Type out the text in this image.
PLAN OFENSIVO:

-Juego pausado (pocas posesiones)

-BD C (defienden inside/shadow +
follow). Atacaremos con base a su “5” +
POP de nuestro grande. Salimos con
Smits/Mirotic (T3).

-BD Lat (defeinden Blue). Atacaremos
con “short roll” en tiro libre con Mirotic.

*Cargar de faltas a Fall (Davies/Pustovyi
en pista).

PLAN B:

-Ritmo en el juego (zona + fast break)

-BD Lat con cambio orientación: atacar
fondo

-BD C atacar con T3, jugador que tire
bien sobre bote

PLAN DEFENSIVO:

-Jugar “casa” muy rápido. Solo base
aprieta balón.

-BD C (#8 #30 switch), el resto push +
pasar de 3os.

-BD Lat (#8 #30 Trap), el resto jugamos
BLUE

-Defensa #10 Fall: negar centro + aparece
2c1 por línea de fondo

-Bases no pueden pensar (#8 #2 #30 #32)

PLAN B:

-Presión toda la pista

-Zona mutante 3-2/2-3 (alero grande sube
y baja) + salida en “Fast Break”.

━━━━━━━━━━━━━━━━━━━━━━━━━━━━━━

Brief: Print every record above exactly as written.

Solution to this problem:
Type out the text in this image.
PLAN OFENSIVO:

-Juego pausado (pocas posesiones)

-BD C (defienden inside/shadow +
follow). Atacaremos con base a su “5” +
POP de nuestro grande. Salimos con
Smits/Mirotic (T3).

-BD Lat (defeinden Blue). Atacaremos
con “short roll” en tiro libre con Mirotic.

*Cargar de faltas a Fall (Davies/Pustovyi
en pista).

PLAN B:

-Ritmo en el juego (zona + fast break)

-BD Lat con cambio orientación: atacar
fondo

-BD C atacar con T3, jugador que tire
bien sobre bote

PLAN DEFENSIVO:

-Jugar “casa” muy rápido. Solo base
aprieta balón.

-BD C (#8 #30 switch), el resto push +
pasar de 3os.

-BD Lat (#8 #30 Trap), el resto jugamos
BLUE

-Defensa #10 Fall: negar centro + aparece
2c1 por línea de fondo

-Bases no pueden pensar (#8 #2 #30 #32)

PLAN B:

-Presión toda la pista

-Zona mutante 3-2/2-3 (alero grande sube
y baja) + salida en “Fast Break”.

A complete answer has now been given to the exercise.